(Data entries)

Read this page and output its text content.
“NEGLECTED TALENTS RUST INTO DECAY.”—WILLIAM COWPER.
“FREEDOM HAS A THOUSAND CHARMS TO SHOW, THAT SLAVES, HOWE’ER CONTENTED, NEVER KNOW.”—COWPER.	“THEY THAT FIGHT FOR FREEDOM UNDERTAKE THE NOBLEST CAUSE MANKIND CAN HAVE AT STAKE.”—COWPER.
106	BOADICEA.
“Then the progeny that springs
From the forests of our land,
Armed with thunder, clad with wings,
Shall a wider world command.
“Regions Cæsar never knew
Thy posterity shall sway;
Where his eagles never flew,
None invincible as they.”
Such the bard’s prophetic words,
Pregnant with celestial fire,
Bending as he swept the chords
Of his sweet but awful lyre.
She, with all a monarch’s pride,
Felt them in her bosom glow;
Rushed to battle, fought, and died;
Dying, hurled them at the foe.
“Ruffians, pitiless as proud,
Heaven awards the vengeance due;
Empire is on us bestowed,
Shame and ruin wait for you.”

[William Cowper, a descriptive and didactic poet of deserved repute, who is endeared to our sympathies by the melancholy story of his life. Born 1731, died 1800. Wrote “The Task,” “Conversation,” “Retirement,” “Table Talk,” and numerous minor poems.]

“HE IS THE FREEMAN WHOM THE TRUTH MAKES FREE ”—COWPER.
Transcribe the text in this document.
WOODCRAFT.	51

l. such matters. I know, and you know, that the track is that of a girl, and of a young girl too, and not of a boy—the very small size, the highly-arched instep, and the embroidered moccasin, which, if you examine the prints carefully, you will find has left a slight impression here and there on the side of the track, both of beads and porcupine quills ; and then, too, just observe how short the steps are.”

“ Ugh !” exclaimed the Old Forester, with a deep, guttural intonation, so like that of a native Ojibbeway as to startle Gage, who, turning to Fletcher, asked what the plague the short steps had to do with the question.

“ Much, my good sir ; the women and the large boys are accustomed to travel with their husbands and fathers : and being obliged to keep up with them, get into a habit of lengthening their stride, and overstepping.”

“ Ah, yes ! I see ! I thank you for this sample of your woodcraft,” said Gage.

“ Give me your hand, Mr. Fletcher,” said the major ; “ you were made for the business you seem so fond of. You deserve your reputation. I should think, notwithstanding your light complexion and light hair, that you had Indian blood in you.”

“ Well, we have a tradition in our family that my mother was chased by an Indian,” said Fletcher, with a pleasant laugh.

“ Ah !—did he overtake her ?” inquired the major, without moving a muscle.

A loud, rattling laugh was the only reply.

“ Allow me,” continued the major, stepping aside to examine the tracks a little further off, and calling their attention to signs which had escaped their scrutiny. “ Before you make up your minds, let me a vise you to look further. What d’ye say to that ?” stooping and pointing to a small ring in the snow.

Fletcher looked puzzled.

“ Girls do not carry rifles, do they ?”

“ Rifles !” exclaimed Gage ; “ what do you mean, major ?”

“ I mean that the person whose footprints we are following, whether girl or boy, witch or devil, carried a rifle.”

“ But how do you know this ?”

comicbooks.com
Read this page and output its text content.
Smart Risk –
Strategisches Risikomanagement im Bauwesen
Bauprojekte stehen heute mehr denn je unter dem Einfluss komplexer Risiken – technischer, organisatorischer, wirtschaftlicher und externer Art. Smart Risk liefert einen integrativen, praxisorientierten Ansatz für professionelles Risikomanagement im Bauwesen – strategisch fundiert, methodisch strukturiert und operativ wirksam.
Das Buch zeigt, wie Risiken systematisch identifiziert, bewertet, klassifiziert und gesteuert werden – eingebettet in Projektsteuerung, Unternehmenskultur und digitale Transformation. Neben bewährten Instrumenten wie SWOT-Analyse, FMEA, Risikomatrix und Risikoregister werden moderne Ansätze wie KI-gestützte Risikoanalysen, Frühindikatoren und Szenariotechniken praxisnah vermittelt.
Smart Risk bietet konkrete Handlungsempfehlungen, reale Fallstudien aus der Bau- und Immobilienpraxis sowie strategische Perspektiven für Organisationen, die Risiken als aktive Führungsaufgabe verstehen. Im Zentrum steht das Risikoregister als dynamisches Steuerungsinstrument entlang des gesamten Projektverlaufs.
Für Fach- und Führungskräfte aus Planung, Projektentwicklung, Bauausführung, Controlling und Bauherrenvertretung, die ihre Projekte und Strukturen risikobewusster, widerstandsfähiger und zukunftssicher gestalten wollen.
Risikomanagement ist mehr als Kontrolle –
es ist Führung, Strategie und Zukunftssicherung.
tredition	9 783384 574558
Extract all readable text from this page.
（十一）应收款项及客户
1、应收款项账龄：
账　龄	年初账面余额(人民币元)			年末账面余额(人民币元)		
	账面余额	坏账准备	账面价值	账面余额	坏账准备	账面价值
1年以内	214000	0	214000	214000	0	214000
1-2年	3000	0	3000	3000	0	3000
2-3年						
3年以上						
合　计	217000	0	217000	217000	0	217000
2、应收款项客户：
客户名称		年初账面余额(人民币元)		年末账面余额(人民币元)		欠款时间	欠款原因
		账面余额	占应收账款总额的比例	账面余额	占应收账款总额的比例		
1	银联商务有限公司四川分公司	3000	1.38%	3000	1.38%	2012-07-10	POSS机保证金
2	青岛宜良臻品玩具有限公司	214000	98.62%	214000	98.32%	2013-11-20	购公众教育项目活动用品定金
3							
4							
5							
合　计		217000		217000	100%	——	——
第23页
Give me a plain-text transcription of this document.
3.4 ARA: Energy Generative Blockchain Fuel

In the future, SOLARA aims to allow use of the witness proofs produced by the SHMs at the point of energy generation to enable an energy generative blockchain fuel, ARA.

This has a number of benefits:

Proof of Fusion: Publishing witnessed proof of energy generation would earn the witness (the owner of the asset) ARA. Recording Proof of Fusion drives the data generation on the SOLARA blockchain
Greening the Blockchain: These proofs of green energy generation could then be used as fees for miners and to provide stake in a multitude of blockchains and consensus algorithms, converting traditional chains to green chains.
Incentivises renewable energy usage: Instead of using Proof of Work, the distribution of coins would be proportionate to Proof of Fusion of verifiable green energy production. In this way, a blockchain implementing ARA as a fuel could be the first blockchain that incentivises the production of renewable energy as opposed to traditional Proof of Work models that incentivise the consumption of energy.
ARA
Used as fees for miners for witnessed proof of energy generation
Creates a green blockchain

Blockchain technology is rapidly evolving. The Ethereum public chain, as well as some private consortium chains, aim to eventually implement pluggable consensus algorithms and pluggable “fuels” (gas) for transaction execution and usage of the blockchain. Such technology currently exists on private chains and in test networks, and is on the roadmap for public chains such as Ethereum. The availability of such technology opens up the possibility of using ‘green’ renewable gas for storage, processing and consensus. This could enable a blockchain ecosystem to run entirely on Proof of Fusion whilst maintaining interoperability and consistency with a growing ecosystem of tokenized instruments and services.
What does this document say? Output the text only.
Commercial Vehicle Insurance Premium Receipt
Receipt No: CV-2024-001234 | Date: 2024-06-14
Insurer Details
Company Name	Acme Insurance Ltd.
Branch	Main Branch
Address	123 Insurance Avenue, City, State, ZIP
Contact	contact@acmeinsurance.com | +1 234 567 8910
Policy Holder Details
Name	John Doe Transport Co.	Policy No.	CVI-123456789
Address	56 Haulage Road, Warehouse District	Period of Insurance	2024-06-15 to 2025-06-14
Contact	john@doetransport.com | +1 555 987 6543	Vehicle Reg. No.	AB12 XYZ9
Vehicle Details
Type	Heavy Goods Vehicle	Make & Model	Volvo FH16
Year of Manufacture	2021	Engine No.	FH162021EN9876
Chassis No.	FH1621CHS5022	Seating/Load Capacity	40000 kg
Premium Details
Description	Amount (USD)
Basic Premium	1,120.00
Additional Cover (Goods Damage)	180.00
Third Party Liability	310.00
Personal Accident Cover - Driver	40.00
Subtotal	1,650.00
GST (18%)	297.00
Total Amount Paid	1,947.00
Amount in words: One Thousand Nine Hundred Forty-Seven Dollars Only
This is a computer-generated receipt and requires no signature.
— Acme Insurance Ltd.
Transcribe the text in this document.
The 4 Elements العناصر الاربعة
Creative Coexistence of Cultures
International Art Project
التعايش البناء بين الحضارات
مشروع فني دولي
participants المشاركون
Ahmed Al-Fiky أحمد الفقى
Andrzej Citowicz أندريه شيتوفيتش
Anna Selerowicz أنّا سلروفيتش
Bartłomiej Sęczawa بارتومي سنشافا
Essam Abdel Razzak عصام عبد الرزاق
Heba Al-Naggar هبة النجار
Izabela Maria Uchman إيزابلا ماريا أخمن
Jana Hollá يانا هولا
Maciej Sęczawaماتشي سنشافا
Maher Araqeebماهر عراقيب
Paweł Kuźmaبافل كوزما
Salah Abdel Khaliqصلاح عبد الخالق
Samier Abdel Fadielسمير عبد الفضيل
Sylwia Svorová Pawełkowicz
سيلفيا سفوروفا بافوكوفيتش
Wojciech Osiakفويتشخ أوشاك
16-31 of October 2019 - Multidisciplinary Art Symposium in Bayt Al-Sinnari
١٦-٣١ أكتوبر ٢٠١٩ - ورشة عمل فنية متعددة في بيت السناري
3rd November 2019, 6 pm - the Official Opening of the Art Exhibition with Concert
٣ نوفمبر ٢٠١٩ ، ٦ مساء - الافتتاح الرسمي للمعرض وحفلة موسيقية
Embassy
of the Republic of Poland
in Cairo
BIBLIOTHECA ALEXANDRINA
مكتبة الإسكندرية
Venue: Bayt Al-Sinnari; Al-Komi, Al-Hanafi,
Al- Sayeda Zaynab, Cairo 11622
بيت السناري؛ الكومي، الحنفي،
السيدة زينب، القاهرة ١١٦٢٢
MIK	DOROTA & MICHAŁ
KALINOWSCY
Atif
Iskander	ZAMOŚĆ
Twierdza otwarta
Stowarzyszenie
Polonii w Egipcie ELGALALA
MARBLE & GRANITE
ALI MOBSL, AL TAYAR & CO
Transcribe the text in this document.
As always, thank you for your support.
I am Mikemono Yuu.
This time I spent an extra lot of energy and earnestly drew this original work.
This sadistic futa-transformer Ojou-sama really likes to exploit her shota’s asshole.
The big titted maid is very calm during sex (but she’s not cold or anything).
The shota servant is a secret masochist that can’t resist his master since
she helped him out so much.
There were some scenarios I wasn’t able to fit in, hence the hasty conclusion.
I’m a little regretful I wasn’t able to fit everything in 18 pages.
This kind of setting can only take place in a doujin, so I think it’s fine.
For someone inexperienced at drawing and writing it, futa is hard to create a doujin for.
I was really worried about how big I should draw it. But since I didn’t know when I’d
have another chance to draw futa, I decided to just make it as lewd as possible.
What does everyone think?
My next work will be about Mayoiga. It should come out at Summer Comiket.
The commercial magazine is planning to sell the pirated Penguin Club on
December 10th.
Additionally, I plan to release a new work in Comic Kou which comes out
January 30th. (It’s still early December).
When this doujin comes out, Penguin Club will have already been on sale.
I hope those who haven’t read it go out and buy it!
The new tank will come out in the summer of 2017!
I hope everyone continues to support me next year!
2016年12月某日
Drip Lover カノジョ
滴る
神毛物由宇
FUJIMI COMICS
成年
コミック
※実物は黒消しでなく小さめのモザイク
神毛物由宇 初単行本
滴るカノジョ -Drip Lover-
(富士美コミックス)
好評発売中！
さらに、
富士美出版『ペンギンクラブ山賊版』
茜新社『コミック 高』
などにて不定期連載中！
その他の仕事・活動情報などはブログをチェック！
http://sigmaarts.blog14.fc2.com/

→ Aim of the task:
Search the data for "Address". Copy every line that has it.

→ Answer for the task:
Address	123 Insurance Avenue, City, State, ZIP
Address	56 Haulage Road, Warehouse District	Period of Insurance	2024-06-15 to 2025-06-14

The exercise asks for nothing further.